▶ _Dataset records_:
┄┄┄┄┄┄

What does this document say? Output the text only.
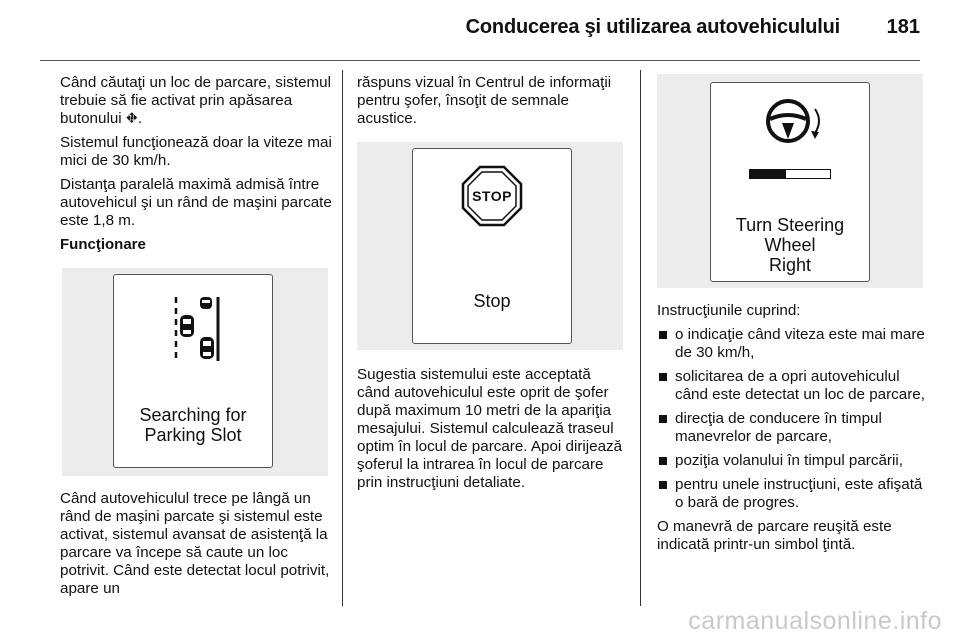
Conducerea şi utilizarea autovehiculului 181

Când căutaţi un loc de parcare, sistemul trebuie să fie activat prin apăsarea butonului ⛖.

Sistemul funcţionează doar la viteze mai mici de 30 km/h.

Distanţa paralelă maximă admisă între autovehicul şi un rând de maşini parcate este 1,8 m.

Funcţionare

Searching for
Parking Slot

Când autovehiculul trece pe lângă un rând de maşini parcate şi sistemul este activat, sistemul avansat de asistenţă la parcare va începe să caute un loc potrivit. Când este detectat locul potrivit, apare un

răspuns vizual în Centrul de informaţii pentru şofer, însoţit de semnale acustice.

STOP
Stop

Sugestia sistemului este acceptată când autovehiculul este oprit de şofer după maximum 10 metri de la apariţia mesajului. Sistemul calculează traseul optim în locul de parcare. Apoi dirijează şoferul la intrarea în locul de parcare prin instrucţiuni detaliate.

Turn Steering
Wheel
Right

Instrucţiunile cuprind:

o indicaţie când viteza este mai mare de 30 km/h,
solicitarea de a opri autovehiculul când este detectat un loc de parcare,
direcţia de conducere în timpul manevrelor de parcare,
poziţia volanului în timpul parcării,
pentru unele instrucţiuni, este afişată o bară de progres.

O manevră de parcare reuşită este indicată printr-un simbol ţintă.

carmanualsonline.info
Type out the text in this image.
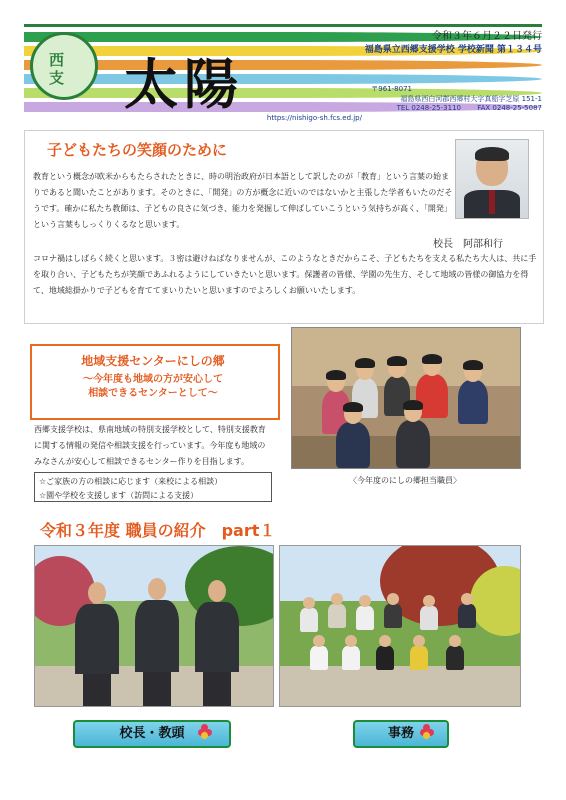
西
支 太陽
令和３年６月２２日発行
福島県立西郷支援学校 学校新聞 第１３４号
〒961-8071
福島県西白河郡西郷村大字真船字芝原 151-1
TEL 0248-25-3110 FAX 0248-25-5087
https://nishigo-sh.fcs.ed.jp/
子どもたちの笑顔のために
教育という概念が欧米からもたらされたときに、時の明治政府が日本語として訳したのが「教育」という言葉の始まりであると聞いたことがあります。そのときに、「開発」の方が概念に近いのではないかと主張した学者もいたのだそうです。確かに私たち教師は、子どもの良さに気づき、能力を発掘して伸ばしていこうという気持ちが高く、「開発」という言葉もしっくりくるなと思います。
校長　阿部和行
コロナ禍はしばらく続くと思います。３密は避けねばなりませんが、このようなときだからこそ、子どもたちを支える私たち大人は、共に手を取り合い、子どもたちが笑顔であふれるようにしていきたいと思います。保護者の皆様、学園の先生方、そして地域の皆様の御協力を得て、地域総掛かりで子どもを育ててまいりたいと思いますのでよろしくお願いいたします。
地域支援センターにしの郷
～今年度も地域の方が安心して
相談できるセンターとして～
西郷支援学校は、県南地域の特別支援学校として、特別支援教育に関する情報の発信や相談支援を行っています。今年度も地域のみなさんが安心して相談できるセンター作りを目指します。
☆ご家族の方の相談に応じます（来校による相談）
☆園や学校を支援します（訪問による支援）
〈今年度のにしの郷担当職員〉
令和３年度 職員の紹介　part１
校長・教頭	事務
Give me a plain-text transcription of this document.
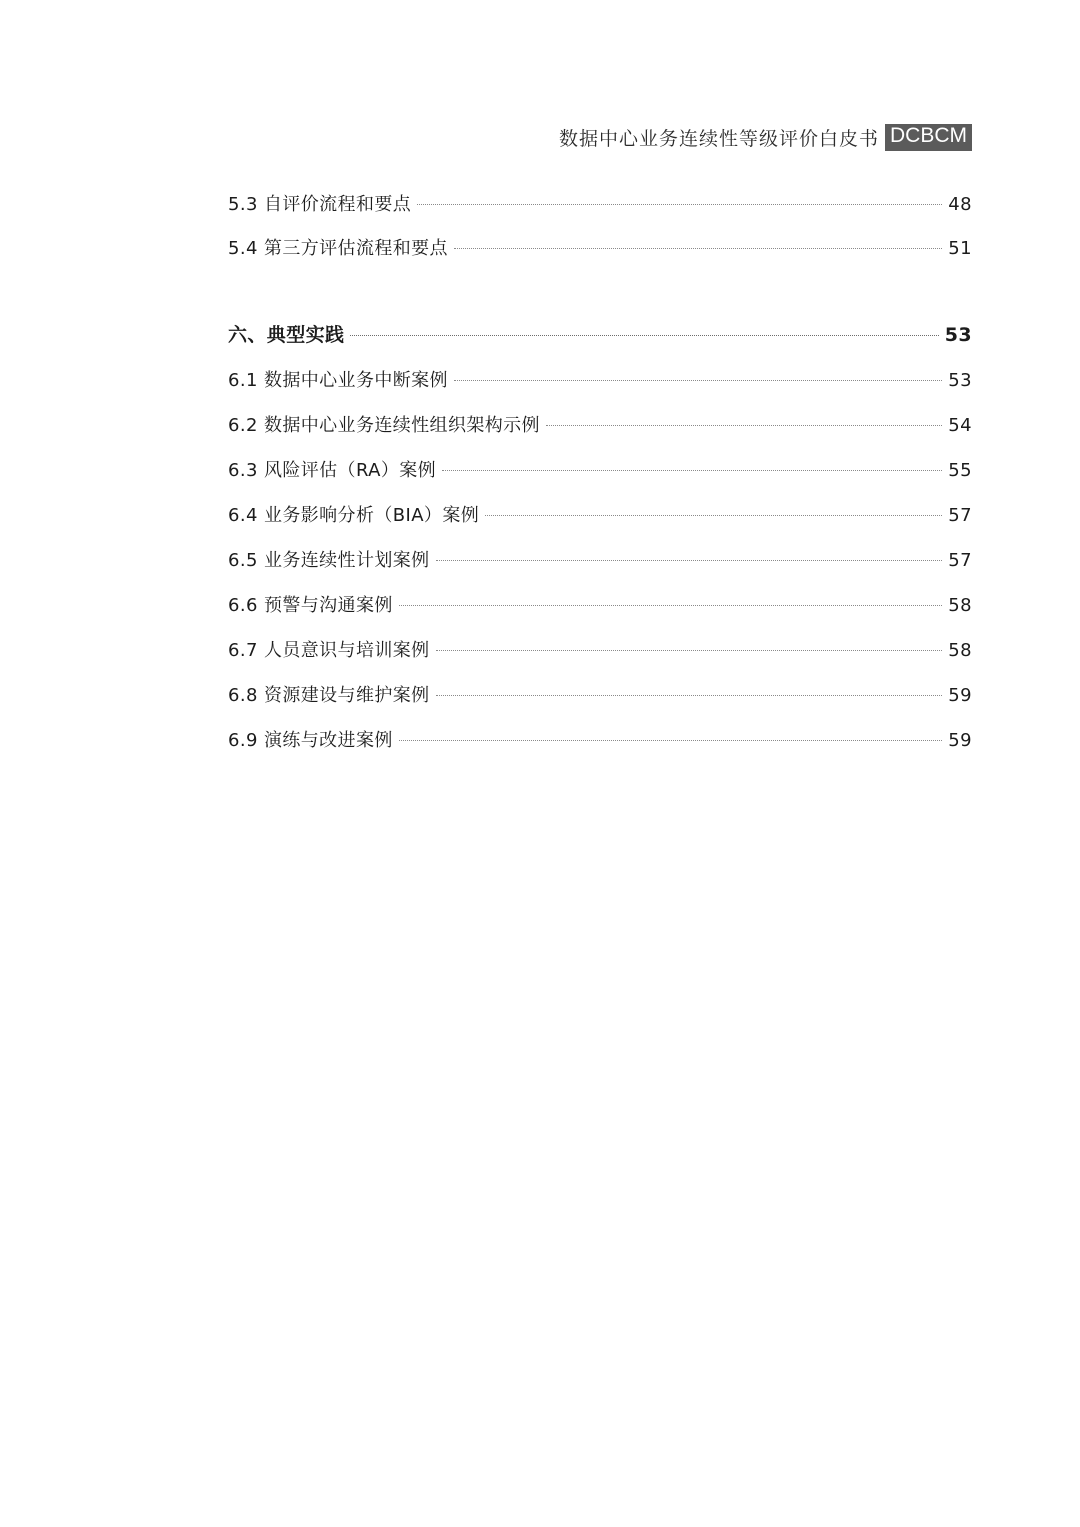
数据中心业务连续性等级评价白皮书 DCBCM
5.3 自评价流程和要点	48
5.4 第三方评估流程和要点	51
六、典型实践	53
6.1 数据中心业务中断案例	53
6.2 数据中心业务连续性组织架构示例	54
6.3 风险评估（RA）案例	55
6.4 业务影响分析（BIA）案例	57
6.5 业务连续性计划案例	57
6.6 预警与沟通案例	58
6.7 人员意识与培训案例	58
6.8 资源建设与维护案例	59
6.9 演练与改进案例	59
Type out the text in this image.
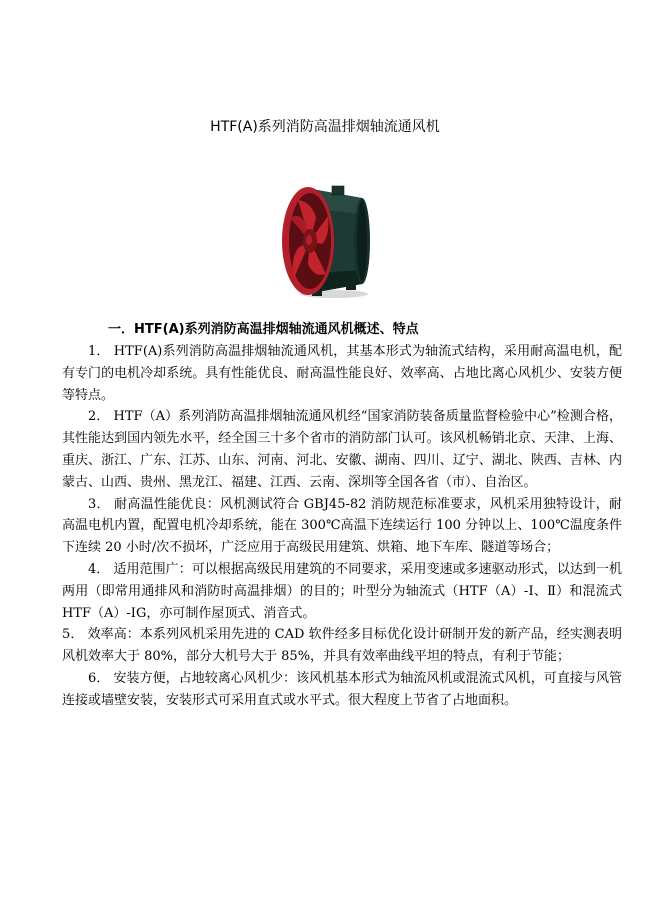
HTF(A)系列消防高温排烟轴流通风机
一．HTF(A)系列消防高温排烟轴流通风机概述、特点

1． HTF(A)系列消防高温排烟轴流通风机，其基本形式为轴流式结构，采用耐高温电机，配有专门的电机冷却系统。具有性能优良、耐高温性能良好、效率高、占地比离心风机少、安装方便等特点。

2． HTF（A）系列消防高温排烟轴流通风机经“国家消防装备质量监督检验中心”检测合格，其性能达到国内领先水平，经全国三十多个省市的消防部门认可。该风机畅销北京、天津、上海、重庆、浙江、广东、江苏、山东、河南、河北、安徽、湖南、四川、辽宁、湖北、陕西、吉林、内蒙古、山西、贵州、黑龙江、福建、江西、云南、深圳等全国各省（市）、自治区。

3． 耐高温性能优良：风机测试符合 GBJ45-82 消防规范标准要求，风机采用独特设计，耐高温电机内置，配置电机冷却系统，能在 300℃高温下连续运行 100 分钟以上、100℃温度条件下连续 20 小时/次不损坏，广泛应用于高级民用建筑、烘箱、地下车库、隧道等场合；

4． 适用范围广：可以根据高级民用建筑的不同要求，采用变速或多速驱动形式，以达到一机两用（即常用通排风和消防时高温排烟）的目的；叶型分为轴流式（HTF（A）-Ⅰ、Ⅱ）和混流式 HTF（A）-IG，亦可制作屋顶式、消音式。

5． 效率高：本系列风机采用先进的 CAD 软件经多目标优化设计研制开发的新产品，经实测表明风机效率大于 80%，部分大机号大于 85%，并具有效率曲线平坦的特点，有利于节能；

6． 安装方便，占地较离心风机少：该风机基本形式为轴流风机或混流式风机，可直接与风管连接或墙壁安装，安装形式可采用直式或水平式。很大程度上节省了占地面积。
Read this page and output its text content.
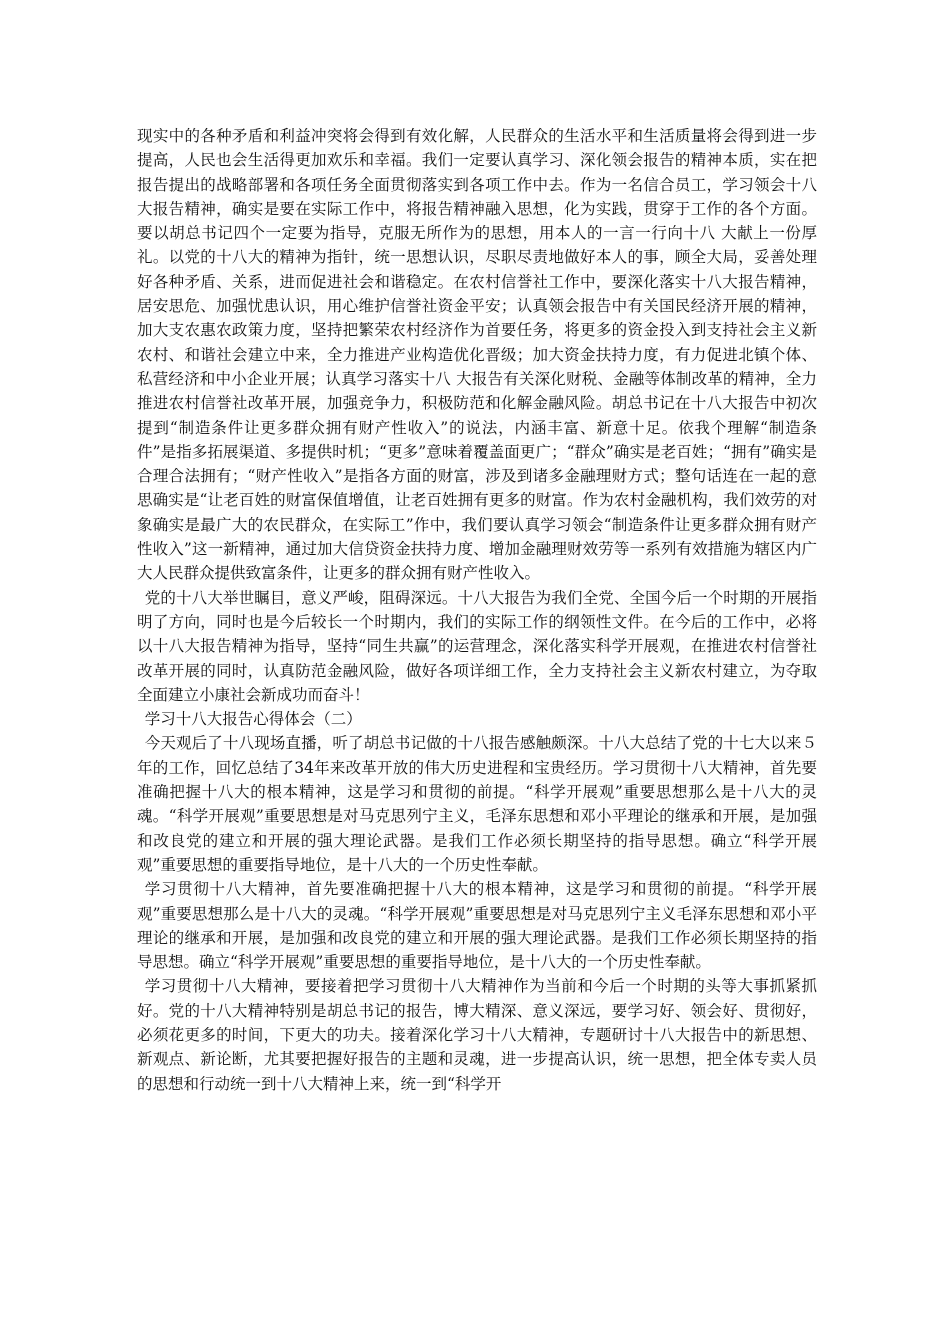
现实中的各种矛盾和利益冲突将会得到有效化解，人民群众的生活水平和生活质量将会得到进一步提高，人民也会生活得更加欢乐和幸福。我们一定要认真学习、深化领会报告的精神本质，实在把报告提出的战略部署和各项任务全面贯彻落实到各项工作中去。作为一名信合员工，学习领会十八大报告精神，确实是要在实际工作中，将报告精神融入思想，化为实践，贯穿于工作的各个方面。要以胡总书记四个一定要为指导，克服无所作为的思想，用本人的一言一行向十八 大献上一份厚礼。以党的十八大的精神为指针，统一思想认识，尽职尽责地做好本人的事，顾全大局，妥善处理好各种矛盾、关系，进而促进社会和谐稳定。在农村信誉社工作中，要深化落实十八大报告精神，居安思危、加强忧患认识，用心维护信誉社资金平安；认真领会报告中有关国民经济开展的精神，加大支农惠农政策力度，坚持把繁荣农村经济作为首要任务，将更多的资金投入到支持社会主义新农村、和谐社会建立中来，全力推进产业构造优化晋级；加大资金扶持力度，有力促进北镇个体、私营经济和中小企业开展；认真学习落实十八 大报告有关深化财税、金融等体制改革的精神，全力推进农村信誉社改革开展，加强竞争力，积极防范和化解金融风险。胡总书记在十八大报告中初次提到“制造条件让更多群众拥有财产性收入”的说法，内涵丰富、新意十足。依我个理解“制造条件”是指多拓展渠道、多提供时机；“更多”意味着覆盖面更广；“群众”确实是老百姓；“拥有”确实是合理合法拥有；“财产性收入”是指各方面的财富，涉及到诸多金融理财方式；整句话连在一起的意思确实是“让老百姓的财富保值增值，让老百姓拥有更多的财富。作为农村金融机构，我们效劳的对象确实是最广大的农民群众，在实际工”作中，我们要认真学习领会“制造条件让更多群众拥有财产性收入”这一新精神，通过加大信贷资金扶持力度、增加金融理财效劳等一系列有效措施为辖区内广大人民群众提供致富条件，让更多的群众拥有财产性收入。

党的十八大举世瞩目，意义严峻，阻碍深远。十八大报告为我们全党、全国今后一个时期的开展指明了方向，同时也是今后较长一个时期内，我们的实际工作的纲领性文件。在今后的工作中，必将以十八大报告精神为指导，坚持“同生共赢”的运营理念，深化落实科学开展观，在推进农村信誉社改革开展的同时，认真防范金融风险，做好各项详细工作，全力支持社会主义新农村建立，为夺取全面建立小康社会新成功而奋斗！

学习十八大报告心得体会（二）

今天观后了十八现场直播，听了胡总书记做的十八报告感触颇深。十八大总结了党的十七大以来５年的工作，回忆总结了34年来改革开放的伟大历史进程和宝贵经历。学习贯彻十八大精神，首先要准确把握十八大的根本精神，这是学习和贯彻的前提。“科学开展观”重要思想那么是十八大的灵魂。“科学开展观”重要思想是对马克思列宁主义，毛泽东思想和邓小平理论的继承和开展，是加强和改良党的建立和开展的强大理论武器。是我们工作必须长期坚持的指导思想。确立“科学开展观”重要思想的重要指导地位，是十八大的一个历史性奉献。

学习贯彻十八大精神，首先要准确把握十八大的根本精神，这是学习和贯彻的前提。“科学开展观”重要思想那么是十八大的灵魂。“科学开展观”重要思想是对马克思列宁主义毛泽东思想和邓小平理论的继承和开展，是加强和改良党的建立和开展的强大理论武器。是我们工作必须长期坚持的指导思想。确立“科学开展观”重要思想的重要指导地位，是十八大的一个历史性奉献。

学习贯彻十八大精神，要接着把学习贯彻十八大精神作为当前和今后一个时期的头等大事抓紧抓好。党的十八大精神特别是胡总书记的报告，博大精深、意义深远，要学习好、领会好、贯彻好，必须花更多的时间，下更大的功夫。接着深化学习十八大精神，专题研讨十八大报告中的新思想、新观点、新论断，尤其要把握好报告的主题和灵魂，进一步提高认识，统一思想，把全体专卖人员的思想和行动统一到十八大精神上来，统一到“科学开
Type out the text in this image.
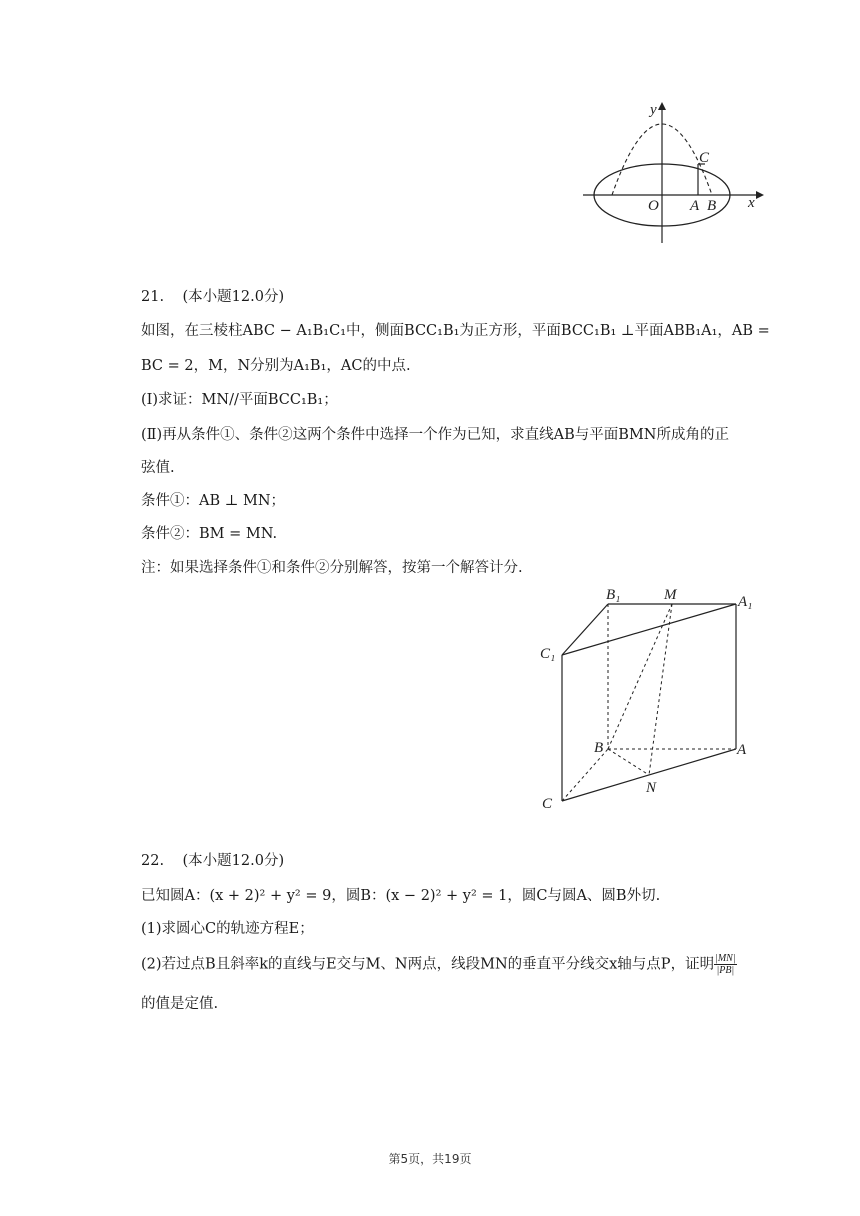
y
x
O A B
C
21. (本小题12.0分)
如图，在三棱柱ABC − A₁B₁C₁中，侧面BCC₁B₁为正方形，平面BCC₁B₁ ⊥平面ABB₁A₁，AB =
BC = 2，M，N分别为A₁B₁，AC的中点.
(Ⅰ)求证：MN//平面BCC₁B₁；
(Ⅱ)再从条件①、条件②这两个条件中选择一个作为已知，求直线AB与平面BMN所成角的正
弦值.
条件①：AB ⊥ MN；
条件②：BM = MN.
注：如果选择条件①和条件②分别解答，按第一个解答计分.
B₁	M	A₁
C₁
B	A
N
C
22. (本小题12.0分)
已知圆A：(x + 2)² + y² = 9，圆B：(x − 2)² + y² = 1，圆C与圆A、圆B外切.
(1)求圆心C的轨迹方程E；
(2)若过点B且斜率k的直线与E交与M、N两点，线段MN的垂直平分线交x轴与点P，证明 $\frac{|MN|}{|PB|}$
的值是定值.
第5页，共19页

┄┄┄┄┄┄

▶ _Exercise objective_: Copy out each line of the data containing the string "rând".

▶ _Exercise response_:
Distanţa paralelă maximă admisă între autovehicul şi un rând de maşini parcate este 1,8 m.
Când autovehiculul trece pe lângă un rând de maşini parcate şi sistemul este activat, sistemul avansat de asistenţă la parcare va începe să caute un loc potrivit. Când este detectat locul potrivit, apare un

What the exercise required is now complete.